_Records supplied_

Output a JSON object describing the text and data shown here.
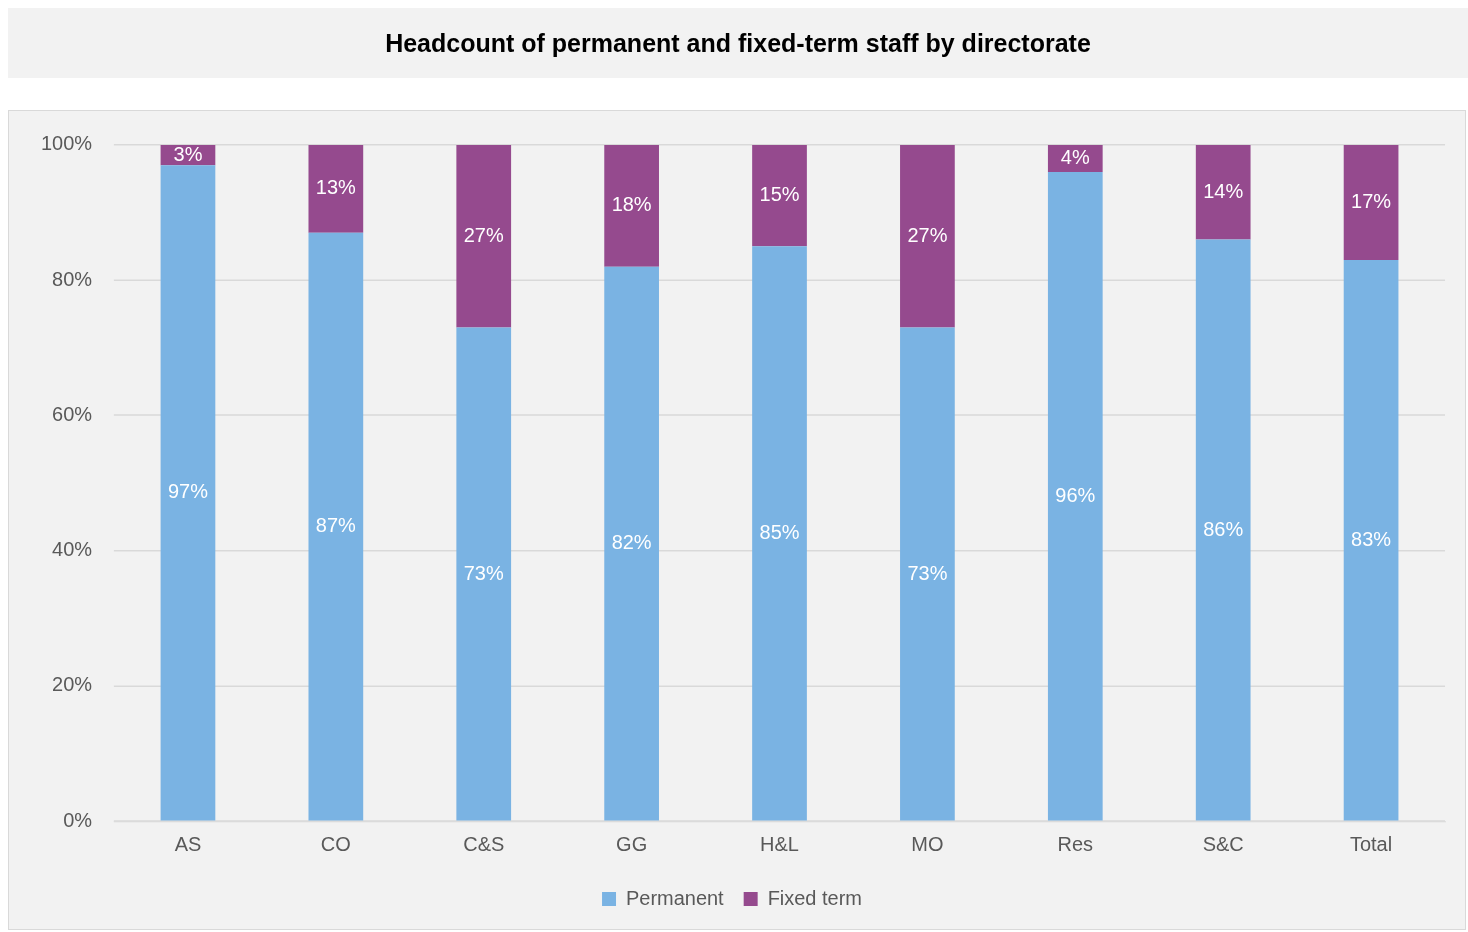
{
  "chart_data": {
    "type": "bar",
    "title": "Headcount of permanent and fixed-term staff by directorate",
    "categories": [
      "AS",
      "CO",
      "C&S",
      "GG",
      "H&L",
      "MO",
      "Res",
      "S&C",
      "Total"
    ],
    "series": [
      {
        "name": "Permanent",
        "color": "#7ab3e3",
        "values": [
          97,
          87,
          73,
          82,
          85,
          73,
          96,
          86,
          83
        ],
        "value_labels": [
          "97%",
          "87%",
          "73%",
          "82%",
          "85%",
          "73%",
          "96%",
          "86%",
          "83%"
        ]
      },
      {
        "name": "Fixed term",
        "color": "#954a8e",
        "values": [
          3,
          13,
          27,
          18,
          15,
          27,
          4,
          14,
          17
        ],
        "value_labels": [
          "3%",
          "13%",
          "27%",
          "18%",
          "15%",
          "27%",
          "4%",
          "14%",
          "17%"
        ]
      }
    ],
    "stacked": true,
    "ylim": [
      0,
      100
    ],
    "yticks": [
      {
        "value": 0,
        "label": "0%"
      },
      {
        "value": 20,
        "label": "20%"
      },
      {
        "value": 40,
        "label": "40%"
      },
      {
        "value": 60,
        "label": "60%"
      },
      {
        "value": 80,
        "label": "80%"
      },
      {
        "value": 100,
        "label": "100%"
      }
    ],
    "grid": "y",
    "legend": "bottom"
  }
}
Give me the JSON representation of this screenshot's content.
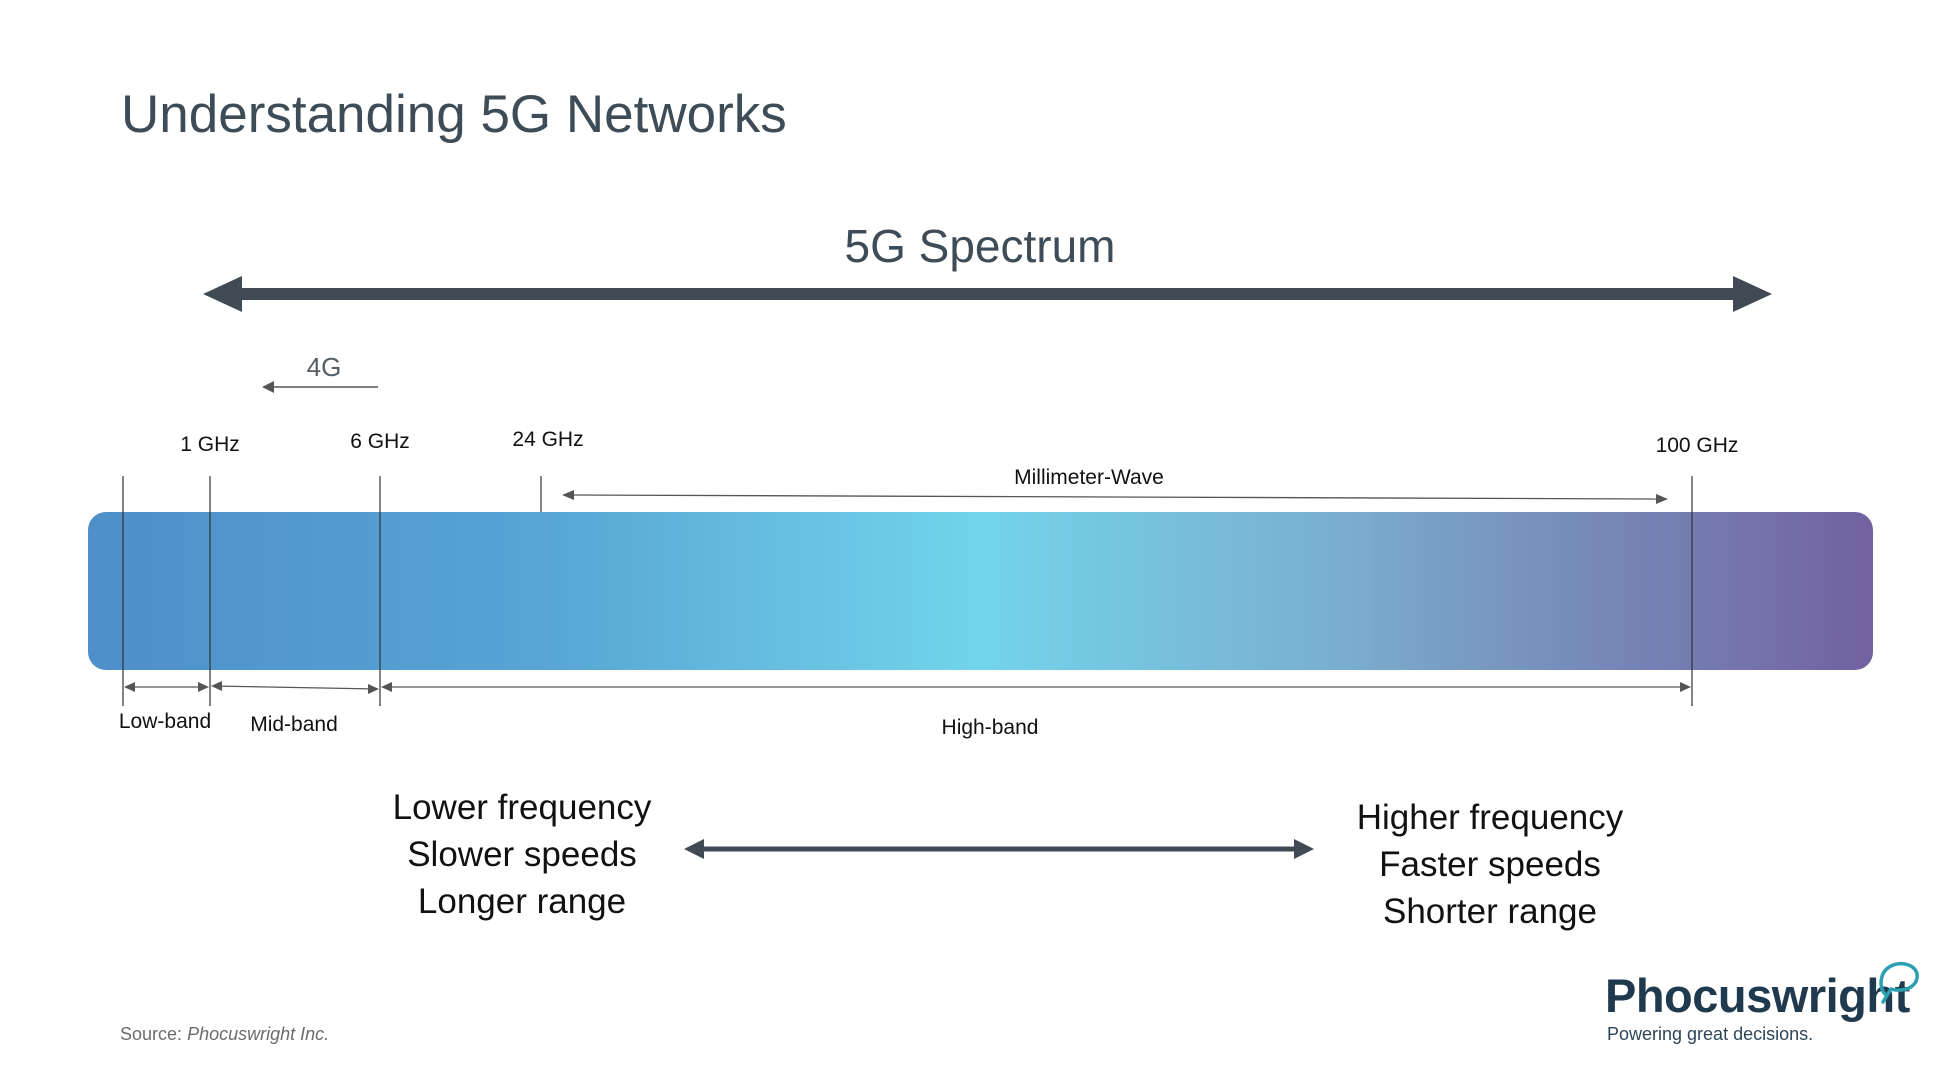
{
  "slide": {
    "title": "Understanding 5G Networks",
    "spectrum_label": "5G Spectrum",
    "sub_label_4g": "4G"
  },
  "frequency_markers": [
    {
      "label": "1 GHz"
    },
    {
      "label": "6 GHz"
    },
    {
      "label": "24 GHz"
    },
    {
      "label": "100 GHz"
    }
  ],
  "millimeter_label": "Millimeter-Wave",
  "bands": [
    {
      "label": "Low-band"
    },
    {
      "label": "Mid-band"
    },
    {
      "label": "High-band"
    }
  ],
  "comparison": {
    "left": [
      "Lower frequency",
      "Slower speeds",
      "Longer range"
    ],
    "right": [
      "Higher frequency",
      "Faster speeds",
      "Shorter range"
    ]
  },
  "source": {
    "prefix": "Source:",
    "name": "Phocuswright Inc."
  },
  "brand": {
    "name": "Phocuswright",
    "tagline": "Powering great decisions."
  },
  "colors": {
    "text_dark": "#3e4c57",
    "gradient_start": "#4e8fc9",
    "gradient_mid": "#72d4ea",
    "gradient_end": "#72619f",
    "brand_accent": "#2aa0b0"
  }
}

_Written instruction_
Above are the records. Copy every line in them holding "title".

_Problem solution_
    "title": "Headcount of permanent and fixed-term staff by directorate",
    "title": "Understanding 5G Networks",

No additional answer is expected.